(Extracted data entries)
START

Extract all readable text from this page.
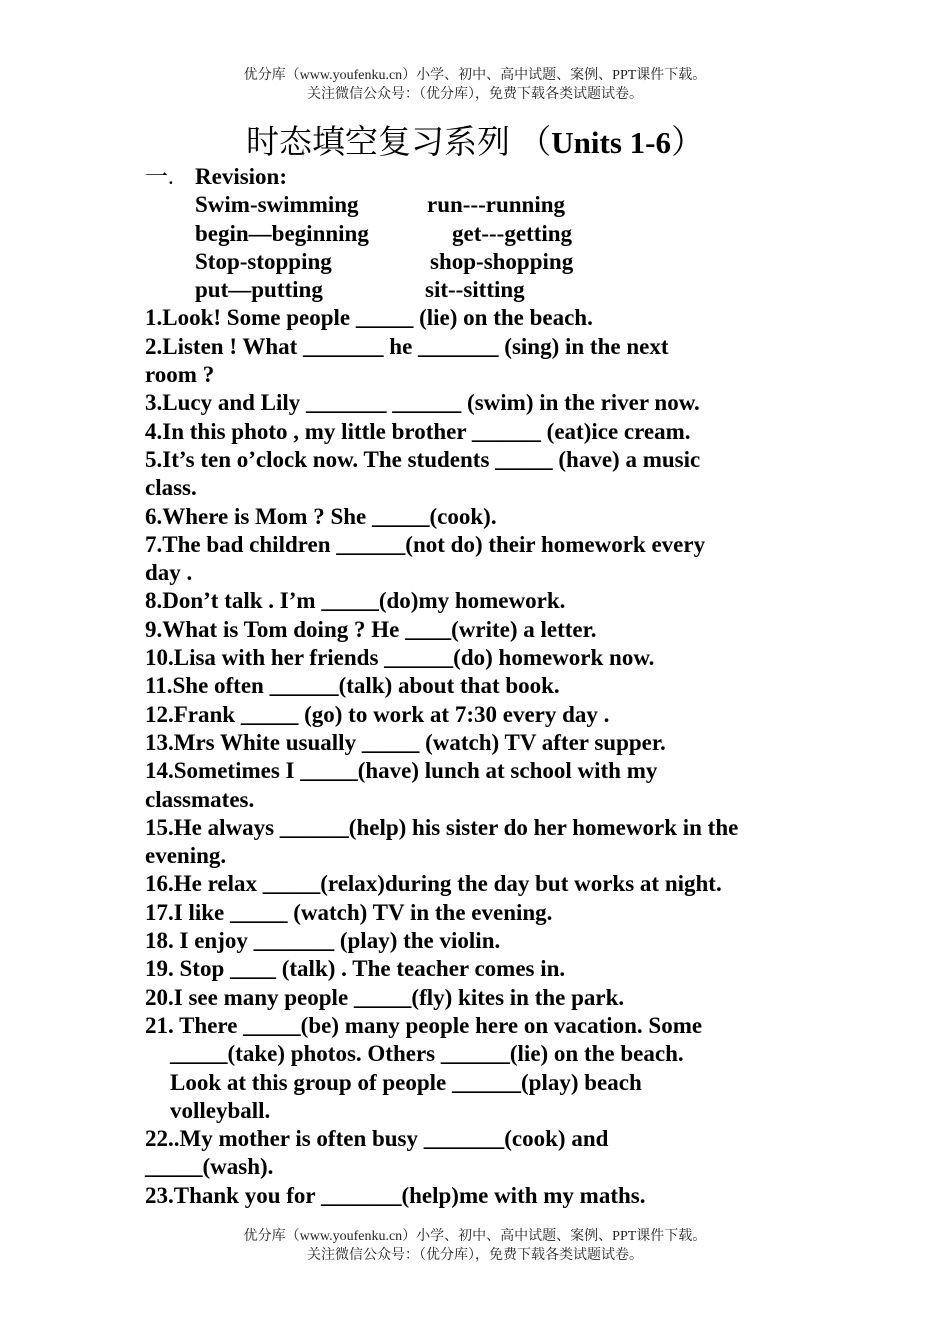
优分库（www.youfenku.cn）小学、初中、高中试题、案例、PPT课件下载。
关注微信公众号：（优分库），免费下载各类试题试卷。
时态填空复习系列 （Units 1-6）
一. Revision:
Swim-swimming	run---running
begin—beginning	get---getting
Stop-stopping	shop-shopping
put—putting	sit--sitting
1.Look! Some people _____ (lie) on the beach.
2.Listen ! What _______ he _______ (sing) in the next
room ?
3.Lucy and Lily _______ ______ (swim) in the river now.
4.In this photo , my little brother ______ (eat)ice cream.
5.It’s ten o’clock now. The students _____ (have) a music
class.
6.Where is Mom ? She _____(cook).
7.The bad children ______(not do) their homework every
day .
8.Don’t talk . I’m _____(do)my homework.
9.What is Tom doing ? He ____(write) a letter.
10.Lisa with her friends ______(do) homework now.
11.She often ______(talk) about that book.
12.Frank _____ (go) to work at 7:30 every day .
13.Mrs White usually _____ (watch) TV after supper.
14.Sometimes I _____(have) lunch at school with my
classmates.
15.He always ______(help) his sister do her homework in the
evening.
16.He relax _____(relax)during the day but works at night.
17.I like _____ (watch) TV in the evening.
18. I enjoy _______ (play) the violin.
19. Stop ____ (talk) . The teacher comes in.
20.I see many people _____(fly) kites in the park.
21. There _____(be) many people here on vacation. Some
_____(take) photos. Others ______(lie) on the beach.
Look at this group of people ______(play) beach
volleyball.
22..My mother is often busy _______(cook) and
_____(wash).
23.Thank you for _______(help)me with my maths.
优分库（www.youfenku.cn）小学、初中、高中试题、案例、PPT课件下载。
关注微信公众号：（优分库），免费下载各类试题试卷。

END
START

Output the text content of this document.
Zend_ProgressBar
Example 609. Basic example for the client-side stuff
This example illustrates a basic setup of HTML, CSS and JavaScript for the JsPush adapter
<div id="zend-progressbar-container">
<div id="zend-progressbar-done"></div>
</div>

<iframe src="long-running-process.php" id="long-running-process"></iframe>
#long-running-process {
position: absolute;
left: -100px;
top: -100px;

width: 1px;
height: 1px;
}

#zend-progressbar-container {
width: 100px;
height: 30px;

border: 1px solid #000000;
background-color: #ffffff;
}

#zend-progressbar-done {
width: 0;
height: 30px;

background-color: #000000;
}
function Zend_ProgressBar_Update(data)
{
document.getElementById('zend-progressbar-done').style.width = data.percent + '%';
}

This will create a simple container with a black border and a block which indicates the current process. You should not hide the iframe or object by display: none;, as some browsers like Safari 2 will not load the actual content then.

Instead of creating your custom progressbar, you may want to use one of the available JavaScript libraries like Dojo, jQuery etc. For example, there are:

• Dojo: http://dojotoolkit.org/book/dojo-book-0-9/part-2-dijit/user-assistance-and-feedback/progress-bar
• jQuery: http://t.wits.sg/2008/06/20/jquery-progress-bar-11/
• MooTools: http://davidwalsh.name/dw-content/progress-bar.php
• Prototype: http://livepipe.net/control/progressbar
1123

END
START

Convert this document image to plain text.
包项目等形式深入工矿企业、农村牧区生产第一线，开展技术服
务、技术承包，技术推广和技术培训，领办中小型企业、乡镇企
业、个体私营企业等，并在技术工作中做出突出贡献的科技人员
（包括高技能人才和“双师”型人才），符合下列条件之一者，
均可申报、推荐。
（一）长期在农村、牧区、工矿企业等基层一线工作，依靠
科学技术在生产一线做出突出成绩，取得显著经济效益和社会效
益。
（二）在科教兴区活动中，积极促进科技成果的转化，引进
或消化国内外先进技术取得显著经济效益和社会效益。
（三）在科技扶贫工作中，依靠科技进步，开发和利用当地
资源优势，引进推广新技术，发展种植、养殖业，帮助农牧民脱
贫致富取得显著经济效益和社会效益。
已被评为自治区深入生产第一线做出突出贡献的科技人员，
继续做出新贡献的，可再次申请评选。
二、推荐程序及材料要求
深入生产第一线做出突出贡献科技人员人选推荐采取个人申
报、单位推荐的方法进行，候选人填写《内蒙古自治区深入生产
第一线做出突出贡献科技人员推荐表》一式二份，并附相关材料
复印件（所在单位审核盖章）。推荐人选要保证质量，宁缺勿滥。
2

END

• [Job]:
Lines holding the word "long" in the entries above are the ones to pull out. Copy them all.

• [Task output]:
<iframe src="long-running-process.php" id="long-running-process"></iframe>
#long-running-process {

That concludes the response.